Start Records for the task
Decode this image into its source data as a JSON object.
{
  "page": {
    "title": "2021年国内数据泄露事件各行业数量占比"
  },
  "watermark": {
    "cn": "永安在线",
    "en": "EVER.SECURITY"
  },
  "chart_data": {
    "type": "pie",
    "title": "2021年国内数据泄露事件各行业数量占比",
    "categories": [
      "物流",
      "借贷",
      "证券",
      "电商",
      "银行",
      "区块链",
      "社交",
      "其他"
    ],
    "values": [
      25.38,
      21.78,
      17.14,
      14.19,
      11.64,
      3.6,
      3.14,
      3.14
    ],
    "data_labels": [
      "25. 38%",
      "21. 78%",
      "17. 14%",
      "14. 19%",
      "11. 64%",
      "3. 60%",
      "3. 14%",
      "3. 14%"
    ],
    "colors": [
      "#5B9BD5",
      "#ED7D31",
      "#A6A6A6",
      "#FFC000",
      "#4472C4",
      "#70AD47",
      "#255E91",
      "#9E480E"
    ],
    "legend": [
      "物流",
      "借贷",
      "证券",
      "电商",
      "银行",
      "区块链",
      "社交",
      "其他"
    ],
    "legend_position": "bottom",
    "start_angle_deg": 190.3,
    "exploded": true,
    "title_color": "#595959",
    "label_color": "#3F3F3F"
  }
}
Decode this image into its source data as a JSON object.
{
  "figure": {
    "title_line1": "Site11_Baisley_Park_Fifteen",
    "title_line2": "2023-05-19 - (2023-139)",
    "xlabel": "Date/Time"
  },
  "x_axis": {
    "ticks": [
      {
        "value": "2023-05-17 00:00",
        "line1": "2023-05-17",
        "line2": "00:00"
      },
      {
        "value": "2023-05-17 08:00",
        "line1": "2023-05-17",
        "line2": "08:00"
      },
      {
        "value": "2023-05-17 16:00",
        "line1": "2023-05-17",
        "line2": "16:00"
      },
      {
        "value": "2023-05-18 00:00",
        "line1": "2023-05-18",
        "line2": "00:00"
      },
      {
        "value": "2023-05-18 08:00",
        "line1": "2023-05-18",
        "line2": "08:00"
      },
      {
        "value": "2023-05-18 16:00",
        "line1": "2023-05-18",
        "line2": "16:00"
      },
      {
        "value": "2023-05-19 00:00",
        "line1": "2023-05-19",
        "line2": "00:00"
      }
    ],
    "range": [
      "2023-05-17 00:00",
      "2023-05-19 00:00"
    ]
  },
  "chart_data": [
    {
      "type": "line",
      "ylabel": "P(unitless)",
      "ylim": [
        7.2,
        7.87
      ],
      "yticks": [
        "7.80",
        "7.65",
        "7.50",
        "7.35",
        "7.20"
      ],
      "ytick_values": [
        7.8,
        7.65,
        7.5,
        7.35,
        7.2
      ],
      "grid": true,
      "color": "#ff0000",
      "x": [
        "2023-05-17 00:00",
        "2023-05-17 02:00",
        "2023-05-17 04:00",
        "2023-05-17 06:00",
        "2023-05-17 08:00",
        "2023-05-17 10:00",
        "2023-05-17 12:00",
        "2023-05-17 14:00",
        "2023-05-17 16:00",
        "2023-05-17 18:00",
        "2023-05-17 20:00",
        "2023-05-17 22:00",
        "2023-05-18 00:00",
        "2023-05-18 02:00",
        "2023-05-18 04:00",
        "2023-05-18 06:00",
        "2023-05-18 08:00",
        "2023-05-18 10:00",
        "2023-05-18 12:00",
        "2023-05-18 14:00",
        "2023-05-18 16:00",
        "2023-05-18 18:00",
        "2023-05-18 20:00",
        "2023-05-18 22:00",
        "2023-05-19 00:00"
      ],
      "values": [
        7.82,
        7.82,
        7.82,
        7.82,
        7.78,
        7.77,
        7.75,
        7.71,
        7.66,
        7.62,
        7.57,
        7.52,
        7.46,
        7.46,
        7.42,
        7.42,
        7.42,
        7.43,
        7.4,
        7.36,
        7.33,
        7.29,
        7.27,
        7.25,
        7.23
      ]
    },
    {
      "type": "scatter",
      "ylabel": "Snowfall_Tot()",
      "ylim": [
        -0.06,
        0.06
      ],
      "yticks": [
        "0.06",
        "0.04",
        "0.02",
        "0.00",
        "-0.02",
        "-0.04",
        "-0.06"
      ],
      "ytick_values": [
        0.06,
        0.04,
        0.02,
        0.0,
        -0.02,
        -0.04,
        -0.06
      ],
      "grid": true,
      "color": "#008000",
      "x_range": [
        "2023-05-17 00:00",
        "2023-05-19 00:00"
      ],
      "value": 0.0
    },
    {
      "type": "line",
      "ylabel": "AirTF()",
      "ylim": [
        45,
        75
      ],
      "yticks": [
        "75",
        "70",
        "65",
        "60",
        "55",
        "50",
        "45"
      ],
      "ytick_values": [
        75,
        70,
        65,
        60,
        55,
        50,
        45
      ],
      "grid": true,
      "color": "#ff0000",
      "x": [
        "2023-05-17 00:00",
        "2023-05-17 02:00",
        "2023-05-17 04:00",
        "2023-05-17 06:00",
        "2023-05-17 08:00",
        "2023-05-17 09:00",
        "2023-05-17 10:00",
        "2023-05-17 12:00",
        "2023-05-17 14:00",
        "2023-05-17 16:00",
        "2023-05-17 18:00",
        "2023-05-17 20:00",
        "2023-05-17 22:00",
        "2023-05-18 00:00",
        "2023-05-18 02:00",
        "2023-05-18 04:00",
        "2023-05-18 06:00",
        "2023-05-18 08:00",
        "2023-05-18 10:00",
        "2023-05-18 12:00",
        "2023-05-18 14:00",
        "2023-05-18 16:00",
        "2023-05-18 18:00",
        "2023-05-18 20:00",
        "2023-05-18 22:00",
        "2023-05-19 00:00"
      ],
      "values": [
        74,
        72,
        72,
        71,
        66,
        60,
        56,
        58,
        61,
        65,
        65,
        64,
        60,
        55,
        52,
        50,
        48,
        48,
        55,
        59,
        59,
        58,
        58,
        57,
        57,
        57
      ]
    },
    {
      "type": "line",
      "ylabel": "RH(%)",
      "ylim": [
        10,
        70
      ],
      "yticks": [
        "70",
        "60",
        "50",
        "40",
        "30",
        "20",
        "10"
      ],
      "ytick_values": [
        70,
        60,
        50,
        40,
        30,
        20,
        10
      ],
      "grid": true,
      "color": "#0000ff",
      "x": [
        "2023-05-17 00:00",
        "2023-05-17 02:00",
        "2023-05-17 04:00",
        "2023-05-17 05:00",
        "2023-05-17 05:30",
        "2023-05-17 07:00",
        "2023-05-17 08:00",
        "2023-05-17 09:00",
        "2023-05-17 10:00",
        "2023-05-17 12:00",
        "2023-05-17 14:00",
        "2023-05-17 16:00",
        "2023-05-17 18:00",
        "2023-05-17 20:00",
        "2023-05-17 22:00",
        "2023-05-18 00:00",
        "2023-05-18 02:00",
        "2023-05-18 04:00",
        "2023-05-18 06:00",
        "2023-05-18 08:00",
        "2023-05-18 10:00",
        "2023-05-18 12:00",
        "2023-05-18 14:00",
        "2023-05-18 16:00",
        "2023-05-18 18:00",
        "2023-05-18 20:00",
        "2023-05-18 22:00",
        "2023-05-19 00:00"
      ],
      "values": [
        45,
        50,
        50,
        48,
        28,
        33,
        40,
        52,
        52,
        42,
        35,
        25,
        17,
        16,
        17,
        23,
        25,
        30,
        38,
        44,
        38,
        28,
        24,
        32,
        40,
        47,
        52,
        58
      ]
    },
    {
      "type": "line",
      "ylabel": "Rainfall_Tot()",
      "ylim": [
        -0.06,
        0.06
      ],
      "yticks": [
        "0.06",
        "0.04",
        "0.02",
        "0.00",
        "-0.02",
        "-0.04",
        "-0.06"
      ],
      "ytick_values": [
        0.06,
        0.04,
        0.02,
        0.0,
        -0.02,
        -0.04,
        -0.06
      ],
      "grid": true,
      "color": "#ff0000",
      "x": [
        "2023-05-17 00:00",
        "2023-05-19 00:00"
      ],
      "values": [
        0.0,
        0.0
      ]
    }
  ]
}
End Records for the task
### Exercise task
Scan the material above. Extract every line in which the word "ylabel" occurs.

### Solution to the problem
      "ylabel": "P(unitless)",
      "ylabel": "Snowfall_Tot()",
      "ylabel": "AirTF()",
      "ylabel": "RH(%)",
      "ylabel": "Rainfall_Tot()",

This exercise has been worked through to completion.